PROBLEM TO WORK ON:
Reproduce the listing exactly and skip over any pictures.

START SOURCE MATERIAL

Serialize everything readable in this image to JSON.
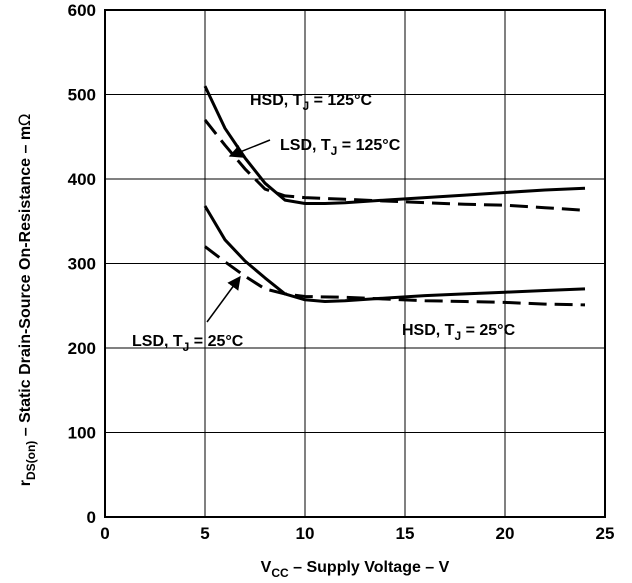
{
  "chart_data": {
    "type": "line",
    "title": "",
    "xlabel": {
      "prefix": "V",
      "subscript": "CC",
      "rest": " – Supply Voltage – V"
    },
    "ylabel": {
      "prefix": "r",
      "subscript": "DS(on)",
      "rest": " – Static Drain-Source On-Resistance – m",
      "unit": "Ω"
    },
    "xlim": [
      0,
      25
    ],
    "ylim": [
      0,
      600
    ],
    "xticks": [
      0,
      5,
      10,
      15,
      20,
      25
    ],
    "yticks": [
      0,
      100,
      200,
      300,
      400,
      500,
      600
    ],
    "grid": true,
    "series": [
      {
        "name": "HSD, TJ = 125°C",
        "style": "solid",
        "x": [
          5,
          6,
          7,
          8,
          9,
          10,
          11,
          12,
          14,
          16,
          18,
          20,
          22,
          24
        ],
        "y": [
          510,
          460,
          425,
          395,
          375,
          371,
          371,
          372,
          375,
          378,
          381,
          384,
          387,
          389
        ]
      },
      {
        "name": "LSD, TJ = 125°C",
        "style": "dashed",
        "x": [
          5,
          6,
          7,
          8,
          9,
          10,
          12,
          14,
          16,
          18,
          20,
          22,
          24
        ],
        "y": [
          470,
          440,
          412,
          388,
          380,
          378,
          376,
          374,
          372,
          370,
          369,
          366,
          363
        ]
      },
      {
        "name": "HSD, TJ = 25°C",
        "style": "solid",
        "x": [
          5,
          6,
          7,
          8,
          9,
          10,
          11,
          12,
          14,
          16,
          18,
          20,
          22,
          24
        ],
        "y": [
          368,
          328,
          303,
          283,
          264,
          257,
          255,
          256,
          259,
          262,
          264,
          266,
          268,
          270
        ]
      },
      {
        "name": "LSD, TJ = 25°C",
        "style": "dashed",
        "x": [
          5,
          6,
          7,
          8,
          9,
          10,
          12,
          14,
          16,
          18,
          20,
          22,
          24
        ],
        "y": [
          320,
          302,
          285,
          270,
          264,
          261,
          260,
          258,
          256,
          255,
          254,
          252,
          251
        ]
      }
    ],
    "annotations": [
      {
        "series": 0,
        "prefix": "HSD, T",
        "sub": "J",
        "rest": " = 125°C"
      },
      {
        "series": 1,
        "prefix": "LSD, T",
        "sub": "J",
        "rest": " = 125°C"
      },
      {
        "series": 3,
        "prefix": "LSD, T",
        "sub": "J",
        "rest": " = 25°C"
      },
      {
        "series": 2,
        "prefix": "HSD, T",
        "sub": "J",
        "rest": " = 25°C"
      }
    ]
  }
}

END SOURCE MATERIAL

SOLVED EXERCISE:
Serialize everything readable in this image to JSON.
{
  "chart_data": {
    "type": "line",
    "title": "",
    "xlabel": {
      "prefix": "V",
      "subscript": "CC",
      "rest": " – Supply Voltage – V"
    },
    "ylabel": {
      "prefix": "r",
      "subscript": "DS(on)",
      "rest": " – Static Drain-Source On-Resistance – m",
      "unit": "Ω"
    },
    "xlim": [
      0,
      25
    ],
    "ylim": [
      0,
      600
    ],
    "xticks": [
      0,
      5,
      10,
      15,
      20,
      25
    ],
    "yticks": [
      0,
      100,
      200,
      300,
      400,
      500,
      600
    ],
    "grid": true,
    "series": [
      {
        "name": "HSD, TJ = 125°C",
        "style": "solid",
        "x": [
          5,
          6,
          7,
          8,
          9,
          10,
          11,
          12,
          14,
          16,
          18,
          20,
          22,
          24
        ],
        "y": [
          510,
          460,
          425,
          395,
          375,
          371,
          371,
          372,
          375,
          378,
          381,
          384,
          387,
          389
        ]
      },
      {
        "name": "LSD, TJ = 125°C",
        "style": "dashed",
        "x": [
          5,
          6,
          7,
          8,
          9,
          10,
          12,
          14,
          16,
          18,
          20,
          22,
          24
        ],
        "y": [
          470,
          440,
          412,
          388,
          380,
          378,
          376,
          374,
          372,
          370,
          369,
          366,
          363
        ]
      },
      {
        "name": "HSD, TJ = 25°C",
        "style": "solid",
        "x": [
          5,
          6,
          7,
          8,
          9,
          10,
          11,
          12,
          14,
          16,
          18,
          20,
          22,
          24
        ],
        "y": [
          368,
          328,
          303,
          283,
          264,
          257,
          255,
          256,
          259,
          262,
          264,
          266,
          268,
          270
        ]
      },
      {
        "name": "LSD, TJ = 25°C",
        "style": "dashed",
        "x": [
          5,
          6,
          7,
          8,
          9,
          10,
          12,
          14,
          16,
          18,
          20,
          22,
          24
        ],
        "y": [
          320,
          302,
          285,
          270,
          264,
          261,
          260,
          258,
          256,
          255,
          254,
          252,
          251
        ]
      }
    ],
    "annotations": [
      {
        "series": 0,
        "prefix": "HSD, T",
        "sub": "J",
        "rest": " = 125°C"
      },
      {
        "series": 1,
        "prefix": "LSD, T",
        "sub": "J",
        "rest": " = 125°C"
      },
      {
        "series": 3,
        "prefix": "LSD, T",
        "sub": "J",
        "rest": " = 25°C"
      },
      {
        "series": 2,
        "prefix": "HSD, T",
        "sub": "J",
        "rest": " = 25°C"
      }
    ]
  }
}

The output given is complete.